** Halaman **
········

“Ikhlas tak semudah pengucapan dan penulisannya kan? :) ”
Sayang, pernahkah kamu mendengar desah angin yang menyampaikan
ribuan pesan kerinduanku? Pernahkah tiba-tiba matamu memperhatikan embun di
pagi hari yang tak rela jatuh dari daun yang amat ia cintai?
Seperti itulah aku mencintaimu.
Seperti itulah aku mencintaimu.
Aku mencintaimu, layaknya embun pagi yang amat mencintai daun
tempatnya bersinggah, hingga kering terbakar mentari pagi. Aku mencintaimu,
layaknya senja yang tak pernah ikhlas ditenggelamkan sang malam, karena ingin
terus mengukir senyuman indahmu, ingin terus meneduhkanmu. Dan aku mencintaimu,
layaknya daun yang amat mencintai sinar mentari. Tak pernah putus memberinya
kehidupan.
Tapi aku tak pernah tau definisi cinta yang ada di dalam hatimu.
Kamu dengan mudahnya menghilang setelah mencintaiku dengan cara yang sempurna.
Setelah kamu berada di tempat terdalam di dalam hatiku. Setelah kamu berada di
tempat paling rapi di alam bawah sadarku. Kamu begitu mudah pergi dengan diam
beribu bahasa meski aku terus berusaha membuatmu bicara.
Kamu kukuh membeku meski aku terus membakar diriku demi
mencairkanmu. Tak perduli panas yang membakar hati dan tubuh, tak perduli luka
yang semakin berdarah dan basah memenuhi segala tempat di hatiku. Aku tak
pernah ikhlas, tak pernah ikhlas membiarkan kamu kukuh membeku disitu.
Bencikah? Tak sudikah? Akutkah rasa sakitmu terhadapku?
Ampuni aku .. Aku yang bodoh membuatmu hancur kala itu. Aku yang
bodoh percaya dapat membuatmu bahagia jika kamu membenciku. Nyatanya aku tak
pernah bisa hidup tanpamu. Aku tak pernah bisa mangkir dari rasa cintaku
terhadapmu. Mungkin segala telah usai, segala telah terlambat.
Dan segala membuatku sadar, nyatanya untuk alasan hal inilah
dulu begitu sering aku menatap wajahmu berlama-lama ketika ada di dekatku. Yang
membuatmu terkadang bertanya “mukaku aneh ya? Kok nge-liatinnya gitu amat sih?

········

** Data yang Ditampilkan **
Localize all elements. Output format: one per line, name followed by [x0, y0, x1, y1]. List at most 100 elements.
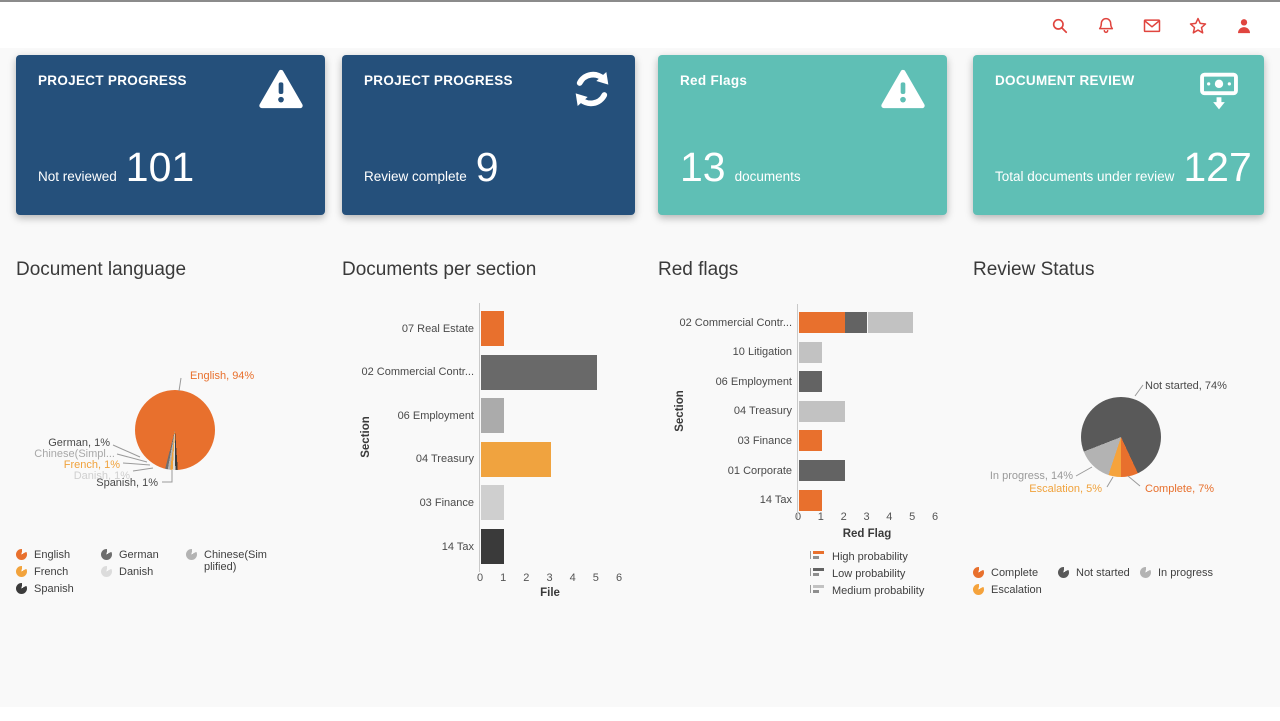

········

** Tugas **
Jawablah pertanyaan berikut berdasarkan halaman.
(a) Menurut halaman, embun pagi amat mencintai apa?
(b) Apa yang tak pernah ikhlas ditenggelamkan sang malam?
(c) Apa yang terus dilakukan sang penulis demi mencairkan "kamu" yang kukuh membeku?
Data tersebut tidak ada hubungannya dengan tugas ini.

** Jawaban **
(a) Embun pagi amat mencintai daun tempatnya bersinggah.
(b) Senja tak pernah ikhlas ditenggelamkan sang malam.
(c) Sang penulis terus membakar dirinya demi mencairkan "kamu".